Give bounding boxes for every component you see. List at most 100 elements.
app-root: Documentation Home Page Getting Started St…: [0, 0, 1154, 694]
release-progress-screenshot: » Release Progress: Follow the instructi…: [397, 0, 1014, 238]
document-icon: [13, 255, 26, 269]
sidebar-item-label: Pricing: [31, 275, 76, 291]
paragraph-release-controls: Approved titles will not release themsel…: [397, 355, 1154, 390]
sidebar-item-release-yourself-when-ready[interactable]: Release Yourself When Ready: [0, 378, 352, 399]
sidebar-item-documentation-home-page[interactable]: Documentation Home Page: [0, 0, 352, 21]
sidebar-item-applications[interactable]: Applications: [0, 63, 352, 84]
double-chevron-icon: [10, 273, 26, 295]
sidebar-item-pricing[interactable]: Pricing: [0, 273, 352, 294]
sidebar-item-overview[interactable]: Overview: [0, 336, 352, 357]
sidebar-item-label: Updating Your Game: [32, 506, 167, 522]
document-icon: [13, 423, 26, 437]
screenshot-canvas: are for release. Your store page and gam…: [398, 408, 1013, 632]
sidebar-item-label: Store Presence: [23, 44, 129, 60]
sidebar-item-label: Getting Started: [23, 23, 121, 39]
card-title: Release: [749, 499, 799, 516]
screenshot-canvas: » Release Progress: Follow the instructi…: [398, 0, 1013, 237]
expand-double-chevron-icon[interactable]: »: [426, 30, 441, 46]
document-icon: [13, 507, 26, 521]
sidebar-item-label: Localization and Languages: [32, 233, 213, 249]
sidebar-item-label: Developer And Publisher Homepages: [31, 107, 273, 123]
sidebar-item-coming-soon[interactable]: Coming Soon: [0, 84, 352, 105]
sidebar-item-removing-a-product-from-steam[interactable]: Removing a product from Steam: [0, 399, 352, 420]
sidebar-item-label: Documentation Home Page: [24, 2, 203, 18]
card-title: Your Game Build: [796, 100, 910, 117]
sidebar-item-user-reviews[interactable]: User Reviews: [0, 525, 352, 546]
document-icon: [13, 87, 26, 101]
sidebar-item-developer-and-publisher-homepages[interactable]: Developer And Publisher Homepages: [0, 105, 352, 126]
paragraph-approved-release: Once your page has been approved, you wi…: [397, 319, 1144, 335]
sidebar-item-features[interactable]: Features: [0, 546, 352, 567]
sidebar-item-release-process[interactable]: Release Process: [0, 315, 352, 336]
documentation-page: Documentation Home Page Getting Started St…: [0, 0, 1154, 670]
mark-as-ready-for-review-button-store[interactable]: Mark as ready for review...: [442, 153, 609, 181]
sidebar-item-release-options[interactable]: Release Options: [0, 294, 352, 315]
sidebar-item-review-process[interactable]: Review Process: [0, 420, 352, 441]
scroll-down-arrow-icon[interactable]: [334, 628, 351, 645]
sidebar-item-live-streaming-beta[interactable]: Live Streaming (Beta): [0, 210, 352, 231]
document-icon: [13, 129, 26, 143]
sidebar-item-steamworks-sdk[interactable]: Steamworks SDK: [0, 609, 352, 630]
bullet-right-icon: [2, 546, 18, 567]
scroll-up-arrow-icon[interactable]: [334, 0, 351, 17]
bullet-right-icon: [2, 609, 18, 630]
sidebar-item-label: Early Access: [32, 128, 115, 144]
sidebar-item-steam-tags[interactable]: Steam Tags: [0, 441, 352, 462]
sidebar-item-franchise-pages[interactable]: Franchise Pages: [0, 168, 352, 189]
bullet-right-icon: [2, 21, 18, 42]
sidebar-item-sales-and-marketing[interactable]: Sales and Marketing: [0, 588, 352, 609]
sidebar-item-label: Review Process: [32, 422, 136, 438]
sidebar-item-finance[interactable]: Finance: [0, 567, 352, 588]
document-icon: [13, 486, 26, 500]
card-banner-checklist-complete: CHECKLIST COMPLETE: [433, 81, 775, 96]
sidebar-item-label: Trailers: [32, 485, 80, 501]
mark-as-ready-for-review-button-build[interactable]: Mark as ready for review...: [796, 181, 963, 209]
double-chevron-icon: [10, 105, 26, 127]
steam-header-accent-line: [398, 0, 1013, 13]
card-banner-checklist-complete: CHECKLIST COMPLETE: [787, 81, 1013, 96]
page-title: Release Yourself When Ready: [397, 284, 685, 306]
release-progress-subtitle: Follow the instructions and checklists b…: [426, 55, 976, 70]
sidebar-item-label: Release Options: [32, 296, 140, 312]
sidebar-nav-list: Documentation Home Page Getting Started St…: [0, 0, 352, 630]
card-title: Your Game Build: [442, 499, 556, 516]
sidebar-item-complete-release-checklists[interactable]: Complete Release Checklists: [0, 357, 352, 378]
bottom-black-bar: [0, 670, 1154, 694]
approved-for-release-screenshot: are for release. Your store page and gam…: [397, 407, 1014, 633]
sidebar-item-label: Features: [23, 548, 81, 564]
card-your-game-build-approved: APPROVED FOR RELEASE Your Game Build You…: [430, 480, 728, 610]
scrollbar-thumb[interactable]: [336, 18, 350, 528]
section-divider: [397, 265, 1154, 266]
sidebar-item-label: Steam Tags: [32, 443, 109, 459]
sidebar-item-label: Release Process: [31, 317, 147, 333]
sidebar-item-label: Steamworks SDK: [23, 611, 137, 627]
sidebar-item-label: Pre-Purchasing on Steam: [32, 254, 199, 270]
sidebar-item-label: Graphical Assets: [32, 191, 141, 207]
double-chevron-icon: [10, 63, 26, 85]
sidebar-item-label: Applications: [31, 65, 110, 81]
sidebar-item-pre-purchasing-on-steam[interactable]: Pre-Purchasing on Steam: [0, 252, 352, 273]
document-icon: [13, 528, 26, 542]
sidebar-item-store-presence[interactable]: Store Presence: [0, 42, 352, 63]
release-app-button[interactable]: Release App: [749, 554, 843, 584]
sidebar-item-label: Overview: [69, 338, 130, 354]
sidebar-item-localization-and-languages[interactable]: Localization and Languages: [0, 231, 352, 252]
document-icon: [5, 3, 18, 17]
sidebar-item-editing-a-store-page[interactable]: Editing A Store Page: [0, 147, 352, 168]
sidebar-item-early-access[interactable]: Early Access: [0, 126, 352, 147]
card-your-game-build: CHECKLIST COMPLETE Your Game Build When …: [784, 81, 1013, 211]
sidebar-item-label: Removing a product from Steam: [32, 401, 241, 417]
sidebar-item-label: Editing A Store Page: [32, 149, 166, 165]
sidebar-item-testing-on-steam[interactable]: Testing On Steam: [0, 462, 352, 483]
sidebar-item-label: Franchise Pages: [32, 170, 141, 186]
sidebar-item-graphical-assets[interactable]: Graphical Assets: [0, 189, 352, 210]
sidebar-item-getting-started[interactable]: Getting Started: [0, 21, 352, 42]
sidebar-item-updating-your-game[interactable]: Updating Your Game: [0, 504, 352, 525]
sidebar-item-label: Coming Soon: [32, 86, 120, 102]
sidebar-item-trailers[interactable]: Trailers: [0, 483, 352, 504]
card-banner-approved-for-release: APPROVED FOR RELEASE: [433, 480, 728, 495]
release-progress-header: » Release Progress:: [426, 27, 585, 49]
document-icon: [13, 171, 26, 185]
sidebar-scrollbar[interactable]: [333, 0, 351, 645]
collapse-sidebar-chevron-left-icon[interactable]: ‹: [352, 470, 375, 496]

____

What you will do
Reproduce all of the data above verbatim, line by line.

Task answer
Give bounding boxes for every component you see. List at most 100 elements.
app-root: Documentation Home Page Getting Started St…: [0, 0, 1154, 694]
release-progress-screenshot: » Release Progress: Follow the instructi…: [397, 0, 1014, 238]
document-icon: [13, 255, 26, 269]
sidebar-item-label: Pricing: [31, 275, 76, 291]
paragraph-release-controls: Approved titles will not release themsel…: [397, 355, 1154, 390]
sidebar-item-release-yourself-when-ready[interactable]: Release Yourself When Ready: [0, 378, 352, 399]
sidebar-item-documentation-home-page[interactable]: Documentation Home Page: [0, 0, 352, 21]
sidebar-item-applications[interactable]: Applications: [0, 63, 352, 84]
double-chevron-icon: [10, 273, 26, 295]
sidebar-item-pricing[interactable]: Pricing: [0, 273, 352, 294]
sidebar-item-overview[interactable]: Overview: [0, 336, 352, 357]
sidebar-item-label: Updating Your Game: [32, 506, 167, 522]
document-icon: [13, 423, 26, 437]
screenshot-canvas: are for release. Your store page and gam…: [398, 408, 1013, 632]
sidebar-item-label: Store Presence: [23, 44, 129, 60]
sidebar-item-label: Getting Started: [23, 23, 121, 39]
card-title: Release: [749, 499, 799, 516]
screenshot-canvas: » Release Progress: Follow the instructi…: [398, 0, 1013, 237]
expand-double-chevron-icon[interactable]: »: [426, 30, 441, 46]
document-icon: [13, 507, 26, 521]
sidebar-item-label: Localization and Languages: [32, 233, 213, 249]
sidebar-item-label: Developer And Publisher Homepages: [31, 107, 273, 123]
sidebar-item-coming-soon[interactable]: Coming Soon: [0, 84, 352, 105]
sidebar-item-removing-a-product-from-steam[interactable]: Removing a product from Steam: [0, 399, 352, 420]
sidebar-item-label: Documentation Home Page: [24, 2, 203, 18]
card-title: Your Game Build: [796, 100, 910, 117]
sidebar-item-user-reviews[interactable]: User Reviews: [0, 525, 352, 546]
document-icon: [13, 87, 26, 101]
sidebar-item-developer-and-publisher-homepages[interactable]: Developer And Publisher Homepages: [0, 105, 352, 126]
paragraph-approved-release: Once your page has been approved, you wi…: [397, 319, 1144, 335]
sidebar-item-features[interactable]: Features: [0, 546, 352, 567]
sidebar-item-release-process[interactable]: Release Process: [0, 315, 352, 336]
documentation-page: Documentation Home Page Getting Started St…: [0, 0, 1154, 670]
mark-as-ready-for-review-button-store[interactable]: Mark as ready for review...: [442, 153, 609, 181]
sidebar-item-release-options[interactable]: Release Options: [0, 294, 352, 315]
sidebar-item-review-process[interactable]: Review Process: [0, 420, 352, 441]
scroll-down-arrow-icon[interactable]: [334, 628, 351, 645]
sidebar-item-live-streaming-beta[interactable]: Live Streaming (Beta): [0, 210, 352, 231]
document-icon: [13, 129, 26, 143]
sidebar-item-steamworks-sdk[interactable]: Steamworks SDK: [0, 609, 352, 630]
bullet-right-icon: [2, 546, 18, 567]
scroll-up-arrow-icon[interactable]: [334, 0, 351, 17]
bullet-right-icon: [2, 609, 18, 630]
sidebar-item-label: Early Access: [32, 128, 115, 144]
sidebar-item-steam-tags[interactable]: Steam Tags: [0, 441, 352, 462]
sidebar-item-franchise-pages[interactable]: Franchise Pages: [0, 168, 352, 189]
bullet-right-icon: [2, 21, 18, 42]
sidebar-item-sales-and-marketing[interactable]: Sales and Marketing: [0, 588, 352, 609]
sidebar-item-label: Review Process: [32, 422, 136, 438]
sidebar-item-finance[interactable]: Finance: [0, 567, 352, 588]
document-icon: [13, 486, 26, 500]
card-banner-checklist-complete: CHECKLIST COMPLETE: [433, 81, 775, 96]
sidebar-item-label: Trailers: [32, 485, 80, 501]
mark-as-ready-for-review-button-build[interactable]: Mark as ready for review...: [796, 181, 963, 209]
double-chevron-icon: [10, 105, 26, 127]
steam-header-accent-line: [398, 0, 1013, 13]
card-banner-checklist-complete: CHECKLIST COMPLETE: [787, 81, 1013, 96]
page-title: Release Yourself When Ready: [397, 284, 685, 306]
release-progress-subtitle: Follow the instructions and checklists b…: [426, 55, 976, 70]
sidebar-item-label: Release Options: [32, 296, 140, 312]
sidebar-nav-list: Documentation Home Page Getting Started St…: [0, 0, 352, 630]
card-title: Your Game Build: [442, 499, 556, 516]
sidebar-item-complete-release-checklists[interactable]: Complete Release Checklists: [0, 357, 352, 378]
bottom-black-bar: [0, 670, 1154, 694]
approved-for-release-screenshot: are for release. Your store page and gam…: [397, 407, 1014, 633]
sidebar-item-label: Features: [23, 548, 81, 564]
card-your-game-build-approved: APPROVED FOR RELEASE Your Game Build You…: [430, 480, 728, 610]
scrollbar-thumb[interactable]: [336, 18, 350, 528]
section-divider: [397, 265, 1154, 266]
sidebar-item-label: Steam Tags: [32, 443, 109, 459]
sidebar-item-label: Release Process: [31, 317, 147, 333]
sidebar-item-label: Steamworks SDK: [23, 611, 137, 627]
sidebar-item-label: Pre-Purchasing on Steam: [32, 254, 199, 270]
sidebar-item-label: Graphical Assets: [32, 191, 141, 207]
double-chevron-icon: [10, 63, 26, 85]
sidebar-item-label: Applications: [31, 65, 110, 81]
sidebar-item-pre-purchasing-on-steam[interactable]: Pre-Purchasing on Steam: [0, 252, 352, 273]
document-icon: [13, 528, 26, 542]
sidebar-item-store-presence[interactable]: Store Presence: [0, 42, 352, 63]
release-app-button[interactable]: Release App: [749, 554, 843, 584]
sidebar-item-label: Overview: [69, 338, 130, 354]
sidebar-item-localization-and-languages[interactable]: Localization and Languages: [0, 231, 352, 252]
document-icon: [5, 3, 18, 17]
sidebar-item-editing-a-store-page[interactable]: Editing A Store Page: [0, 147, 352, 168]
sidebar-item-early-access[interactable]: Early Access: [0, 126, 352, 147]
card-your-game-build: CHECKLIST COMPLETE Your Game Build When …: [784, 81, 1013, 211]
sidebar-item-label: Removing a product from Steam: [32, 401, 241, 417]
sidebar-item-label: Editing A Store Page: [32, 149, 166, 165]
sidebar-item-testing-on-steam[interactable]: Testing On Steam: [0, 462, 352, 483]
sidebar-item-label: Franchise Pages: [32, 170, 141, 186]
sidebar-item-graphical-assets[interactable]: Graphical Assets: [0, 189, 352, 210]
sidebar-item-getting-started[interactable]: Getting Started: [0, 21, 352, 42]
sidebar-item-updating-your-game[interactable]: Updating Your Game: [0, 504, 352, 525]
sidebar-item-label: Coming Soon: [32, 86, 120, 102]
sidebar-item-trailers[interactable]: Trailers: [0, 483, 352, 504]
card-banner-approved-for-release: APPROVED FOR RELEASE: [433, 480, 728, 495]
release-progress-header: » Release Progress:: [426, 27, 585, 49]
document-icon: [13, 171, 26, 185]
sidebar-scrollbar[interactable]: [333, 0, 351, 645]
collapse-sidebar-chevron-left-icon[interactable]: ‹: [352, 470, 375, 496]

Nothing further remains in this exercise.